§ **Materials provided**
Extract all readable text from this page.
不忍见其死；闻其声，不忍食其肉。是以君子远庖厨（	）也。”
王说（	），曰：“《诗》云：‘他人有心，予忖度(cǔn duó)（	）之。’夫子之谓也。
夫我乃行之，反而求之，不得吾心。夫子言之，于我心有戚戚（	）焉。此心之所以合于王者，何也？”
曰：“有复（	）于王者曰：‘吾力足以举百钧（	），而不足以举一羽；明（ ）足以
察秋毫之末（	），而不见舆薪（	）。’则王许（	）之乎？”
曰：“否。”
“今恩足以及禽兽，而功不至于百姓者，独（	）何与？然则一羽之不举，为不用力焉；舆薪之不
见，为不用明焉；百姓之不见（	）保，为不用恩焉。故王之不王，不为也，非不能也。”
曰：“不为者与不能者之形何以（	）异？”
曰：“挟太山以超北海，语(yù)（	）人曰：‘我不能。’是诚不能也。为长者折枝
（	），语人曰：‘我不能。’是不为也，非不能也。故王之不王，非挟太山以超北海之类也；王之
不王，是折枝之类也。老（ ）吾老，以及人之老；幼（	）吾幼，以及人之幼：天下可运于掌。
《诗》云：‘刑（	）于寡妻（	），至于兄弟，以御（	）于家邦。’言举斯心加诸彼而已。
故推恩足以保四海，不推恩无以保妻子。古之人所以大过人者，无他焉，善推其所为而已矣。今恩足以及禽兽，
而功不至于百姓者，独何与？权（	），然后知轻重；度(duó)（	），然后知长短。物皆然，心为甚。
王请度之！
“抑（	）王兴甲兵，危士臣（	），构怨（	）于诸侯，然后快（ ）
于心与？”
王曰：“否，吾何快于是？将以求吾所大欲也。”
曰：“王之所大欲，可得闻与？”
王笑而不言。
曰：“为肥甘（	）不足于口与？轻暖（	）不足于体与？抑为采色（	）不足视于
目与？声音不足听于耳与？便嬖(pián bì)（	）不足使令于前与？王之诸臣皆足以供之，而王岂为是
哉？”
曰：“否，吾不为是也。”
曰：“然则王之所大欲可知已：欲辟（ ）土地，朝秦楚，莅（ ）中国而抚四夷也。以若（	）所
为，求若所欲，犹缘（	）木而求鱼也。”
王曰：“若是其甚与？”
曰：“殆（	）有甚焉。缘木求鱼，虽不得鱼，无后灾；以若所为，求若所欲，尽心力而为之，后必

§ **Task description**
Extract all lines as given.

§ **Task result**
Extract all readable text from this page.
不忍见其死；闻其声，不忍食其肉。是以君子远庖厨（	）也。”
王说（	），曰：“《诗》云：‘他人有心，予忖度(cǔn duó)（	）之。’夫子之谓也。
夫我乃行之，反而求之，不得吾心。夫子言之，于我心有戚戚（	）焉。此心之所以合于王者，何也？”
曰：“有复（	）于王者曰：‘吾力足以举百钧（	），而不足以举一羽；明（ ）足以
察秋毫之末（	），而不见舆薪（	）。’则王许（	）之乎？”
曰：“否。”
“今恩足以及禽兽，而功不至于百姓者，独（	）何与？然则一羽之不举，为不用力焉；舆薪之不
见，为不用明焉；百姓之不见（	）保，为不用恩焉。故王之不王，不为也，非不能也。”
曰：“不为者与不能者之形何以（	）异？”
曰：“挟太山以超北海，语(yù)（	）人曰：‘我不能。’是诚不能也。为长者折枝
（	），语人曰：‘我不能。’是不为也，非不能也。故王之不王，非挟太山以超北海之类也；王之
不王，是折枝之类也。老（ ）吾老，以及人之老；幼（	）吾幼，以及人之幼：天下可运于掌。
《诗》云：‘刑（	）于寡妻（	），至于兄弟，以御（	）于家邦。’言举斯心加诸彼而已。
故推恩足以保四海，不推恩无以保妻子。古之人所以大过人者，无他焉，善推其所为而已矣。今恩足以及禽兽，
而功不至于百姓者，独何与？权（	），然后知轻重；度(duó)（	），然后知长短。物皆然，心为甚。
王请度之！
“抑（	）王兴甲兵，危士臣（	），构怨（	）于诸侯，然后快（ ）
于心与？”
王曰：“否，吾何快于是？将以求吾所大欲也。”
曰：“王之所大欲，可得闻与？”
王笑而不言。
曰：“为肥甘（	）不足于口与？轻暖（	）不足于体与？抑为采色（	）不足视于
目与？声音不足听于耳与？便嬖(pián bì)（	）不足使令于前与？王之诸臣皆足以供之，而王岂为是
哉？”
曰：“否，吾不为是也。”
曰：“然则王之所大欲可知已：欲辟（ ）土地，朝秦楚，莅（ ）中国而抚四夷也。以若（	）所
为，求若所欲，犹缘（	）木而求鱼也。”
王曰：“若是其甚与？”
曰：“殆（	）有甚焉。缘木求鱼，虽不得鱼，无后灾；以若所为，求若所欲，尽心力而为之，后必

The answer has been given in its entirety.